*Problem statement*: Below are some entries; can you quote all of them exactly?

*Material*:
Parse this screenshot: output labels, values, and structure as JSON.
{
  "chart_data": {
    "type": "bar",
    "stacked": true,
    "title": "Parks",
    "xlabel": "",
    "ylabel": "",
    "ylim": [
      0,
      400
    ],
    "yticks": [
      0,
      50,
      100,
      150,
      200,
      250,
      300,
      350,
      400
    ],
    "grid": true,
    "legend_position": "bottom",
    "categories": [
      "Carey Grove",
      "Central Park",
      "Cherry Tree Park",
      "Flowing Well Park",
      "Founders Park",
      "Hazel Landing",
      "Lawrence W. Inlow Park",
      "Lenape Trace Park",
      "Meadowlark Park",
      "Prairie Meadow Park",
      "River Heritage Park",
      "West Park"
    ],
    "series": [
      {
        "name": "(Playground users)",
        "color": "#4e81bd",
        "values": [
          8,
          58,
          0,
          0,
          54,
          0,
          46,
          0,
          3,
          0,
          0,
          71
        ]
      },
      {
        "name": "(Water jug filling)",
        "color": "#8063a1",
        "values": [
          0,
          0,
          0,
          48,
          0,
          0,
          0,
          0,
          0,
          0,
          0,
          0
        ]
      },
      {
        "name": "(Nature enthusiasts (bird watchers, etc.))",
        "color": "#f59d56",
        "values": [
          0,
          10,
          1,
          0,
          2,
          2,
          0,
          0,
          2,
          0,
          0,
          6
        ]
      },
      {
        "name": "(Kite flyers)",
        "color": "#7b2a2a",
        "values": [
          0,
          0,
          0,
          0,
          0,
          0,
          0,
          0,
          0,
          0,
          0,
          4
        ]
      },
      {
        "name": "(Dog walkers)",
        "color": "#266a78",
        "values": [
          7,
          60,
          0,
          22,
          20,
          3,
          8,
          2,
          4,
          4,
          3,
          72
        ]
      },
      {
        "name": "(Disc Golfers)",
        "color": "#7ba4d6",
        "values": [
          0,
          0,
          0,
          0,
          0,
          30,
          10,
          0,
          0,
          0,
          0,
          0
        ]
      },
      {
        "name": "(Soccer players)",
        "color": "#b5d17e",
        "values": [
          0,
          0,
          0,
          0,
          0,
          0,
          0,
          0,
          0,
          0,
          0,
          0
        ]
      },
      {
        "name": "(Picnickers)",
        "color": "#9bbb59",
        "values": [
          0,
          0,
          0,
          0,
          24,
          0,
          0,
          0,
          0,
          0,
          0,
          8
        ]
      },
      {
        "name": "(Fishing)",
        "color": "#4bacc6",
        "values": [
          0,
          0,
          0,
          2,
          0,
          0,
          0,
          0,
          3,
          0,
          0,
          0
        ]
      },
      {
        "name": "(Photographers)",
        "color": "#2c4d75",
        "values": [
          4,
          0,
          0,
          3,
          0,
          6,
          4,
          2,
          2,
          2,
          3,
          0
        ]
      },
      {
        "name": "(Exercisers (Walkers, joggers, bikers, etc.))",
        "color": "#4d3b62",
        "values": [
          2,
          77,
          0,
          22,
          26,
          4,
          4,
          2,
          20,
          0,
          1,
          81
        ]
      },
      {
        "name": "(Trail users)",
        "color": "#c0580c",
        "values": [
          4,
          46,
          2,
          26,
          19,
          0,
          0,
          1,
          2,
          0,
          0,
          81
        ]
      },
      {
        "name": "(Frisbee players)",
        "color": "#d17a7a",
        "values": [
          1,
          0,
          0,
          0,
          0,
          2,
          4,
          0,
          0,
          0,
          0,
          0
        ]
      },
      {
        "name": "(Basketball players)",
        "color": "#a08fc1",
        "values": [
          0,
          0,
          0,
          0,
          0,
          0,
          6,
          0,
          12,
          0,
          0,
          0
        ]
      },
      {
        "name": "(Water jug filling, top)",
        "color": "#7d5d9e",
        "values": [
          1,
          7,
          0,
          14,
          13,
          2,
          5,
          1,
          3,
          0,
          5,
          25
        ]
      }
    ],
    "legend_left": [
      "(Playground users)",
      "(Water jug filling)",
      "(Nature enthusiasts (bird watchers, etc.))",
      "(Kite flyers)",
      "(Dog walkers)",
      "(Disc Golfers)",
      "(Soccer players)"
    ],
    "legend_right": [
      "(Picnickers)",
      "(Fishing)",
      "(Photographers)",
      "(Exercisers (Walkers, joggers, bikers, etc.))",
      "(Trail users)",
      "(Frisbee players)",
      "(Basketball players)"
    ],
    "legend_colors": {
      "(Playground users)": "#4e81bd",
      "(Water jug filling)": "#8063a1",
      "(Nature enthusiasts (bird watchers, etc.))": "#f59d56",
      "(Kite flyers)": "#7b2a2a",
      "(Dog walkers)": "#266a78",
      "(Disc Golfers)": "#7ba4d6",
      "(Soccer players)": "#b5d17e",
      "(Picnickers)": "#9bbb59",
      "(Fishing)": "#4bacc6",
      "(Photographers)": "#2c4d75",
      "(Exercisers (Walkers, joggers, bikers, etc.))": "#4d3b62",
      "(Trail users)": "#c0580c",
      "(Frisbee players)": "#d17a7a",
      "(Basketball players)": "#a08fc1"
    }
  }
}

*Result of this task*:
Parse this screenshot: output labels, values, and structure as JSON.
{
  "chart_data": {
    "type": "bar",
    "stacked": true,
    "title": "Parks",
    "xlabel": "",
    "ylabel": "",
    "ylim": [
      0,
      400
    ],
    "yticks": [
      0,
      50,
      100,
      150,
      200,
      250,
      300,
      350,
      400
    ],
    "grid": true,
    "legend_position": "bottom",
    "categories": [
      "Carey Grove",
      "Central Park",
      "Cherry Tree Park",
      "Flowing Well Park",
      "Founders Park",
      "Hazel Landing",
      "Lawrence W. Inlow Park",
      "Lenape Trace Park",
      "Meadowlark Park",
      "Prairie Meadow Park",
      "River Heritage Park",
      "West Park"
    ],
    "series": [
      {
        "name": "(Playground users)",
        "color": "#4e81bd",
        "values": [
          8,
          58,
          0,
          0,
          54,
          0,
          46,
          0,
          3,
          0,
          0,
          71
        ]
      },
      {
        "name": "(Water jug filling)",
        "color": "#8063a1",
        "values": [
          0,
          0,
          0,
          48,
          0,
          0,
          0,
          0,
          0,
          0,
          0,
          0
        ]
      },
      {
        "name": "(Nature enthusiasts (bird watchers, etc.))",
        "color": "#f59d56",
        "values": [
          0,
          10,
          1,
          0,
          2,
          2,
          0,
          0,
          2,
          0,
          0,
          6
        ]
      },
      {
        "name": "(Kite flyers)",
        "color": "#7b2a2a",
        "values": [
          0,
          0,
          0,
          0,
          0,
          0,
          0,
          0,
          0,
          0,
          0,
          4
        ]
      },
      {
        "name": "(Dog walkers)",
        "color": "#266a78",
        "values": [
          7,
          60,
          0,
          22,
          20,
          3,
          8,
          2,
          4,
          4,
          3,
          72
        ]
      },
      {
        "name": "(Disc Golfers)",
        "color": "#7ba4d6",
        "values": [
          0,
          0,
          0,
          0,
          0,
          30,
          10,
          0,
          0,
          0,
          0,
          0
        ]
      },
      {
        "name": "(Soccer players)",
        "color": "#b5d17e",
        "values": [
          0,
          0,
          0,
          0,
          0,
          0,
          0,
          0,
          0,
          0,
          0,
          0
        ]
      },
      {
        "name": "(Picnickers)",
        "color": "#9bbb59",
        "values": [
          0,
          0,
          0,
          0,
          24,
          0,
          0,
          0,
          0,
          0,
          0,
          8
        ]
      },
      {
        "name": "(Fishing)",
        "color": "#4bacc6",
        "values": [
          0,
          0,
          0,
          2,
          0,
          0,
          0,
          0,
          3,
          0,
          0,
          0
        ]
      },
      {
        "name": "(Photographers)",
        "color": "#2c4d75",
        "values": [
          4,
          0,
          0,
          3,
          0,
          6,
          4,
          2,
          2,
          2,
          3,
          0
        ]
      },
      {
        "name": "(Exercisers (Walkers, joggers, bikers, etc.))",
        "color": "#4d3b62",
        "values": [
          2,
          77,
          0,
          22,
          26,
          4,
          4,
          2,
          20,
          0,
          1,
          81
        ]
      },
      {
        "name": "(Trail users)",
        "color": "#c0580c",
        "values": [
          4,
          46,
          2,
          26,
          19,
          0,
          0,
          1,
          2,
          0,
          0,
          81
        ]
      },
      {
        "name": "(Frisbee players)",
        "color": "#d17a7a",
        "values": [
          1,
          0,
          0,
          0,
          0,
          2,
          4,
          0,
          0,
          0,
          0,
          0
        ]
      },
      {
        "name": "(Basketball players)",
        "color": "#a08fc1",
        "values": [
          0,
          0,
          0,
          0,
          0,
          0,
          6,
          0,
          12,
          0,
          0,
          0
        ]
      },
      {
        "name": "(Water jug filling, top)",
        "color": "#7d5d9e",
        "values": [
          1,
          7,
          0,
          14,
          13,
          2,
          5,
          1,
          3,
          0,
          5,
          25
        ]
      }
    ],
    "legend_left": [
      "(Playground users)",
      "(Water jug filling)",
      "(Nature enthusiasts (bird watchers, etc.))",
      "(Kite flyers)",
      "(Dog walkers)",
      "(Disc Golfers)",
      "(Soccer players)"
    ],
    "legend_right": [
      "(Picnickers)",
      "(Fishing)",
      "(Photographers)",
      "(Exercisers (Walkers, joggers, bikers, etc.))",
      "(Trail users)",
      "(Frisbee players)",
      "(Basketball players)"
    ],
    "legend_colors": {
      "(Playground users)": "#4e81bd",
      "(Water jug filling)": "#8063a1",
      "(Nature enthusiasts (bird watchers, etc.))": "#f59d56",
      "(Kite flyers)": "#7b2a2a",
      "(Dog walkers)": "#266a78",
      "(Disc Golfers)": "#7ba4d6",
      "(Soccer players)": "#b5d17e",
      "(Picnickers)": "#9bbb59",
      "(Fishing)": "#4bacc6",
      "(Photographers)": "#2c4d75",
      "(Exercisers (Walkers, joggers, bikers, etc.))": "#4d3b62",
      "(Trail users)": "#c0580c",
      "(Frisbee players)": "#d17a7a",
      "(Basketball players)": "#a08fc1"
    }
  }
}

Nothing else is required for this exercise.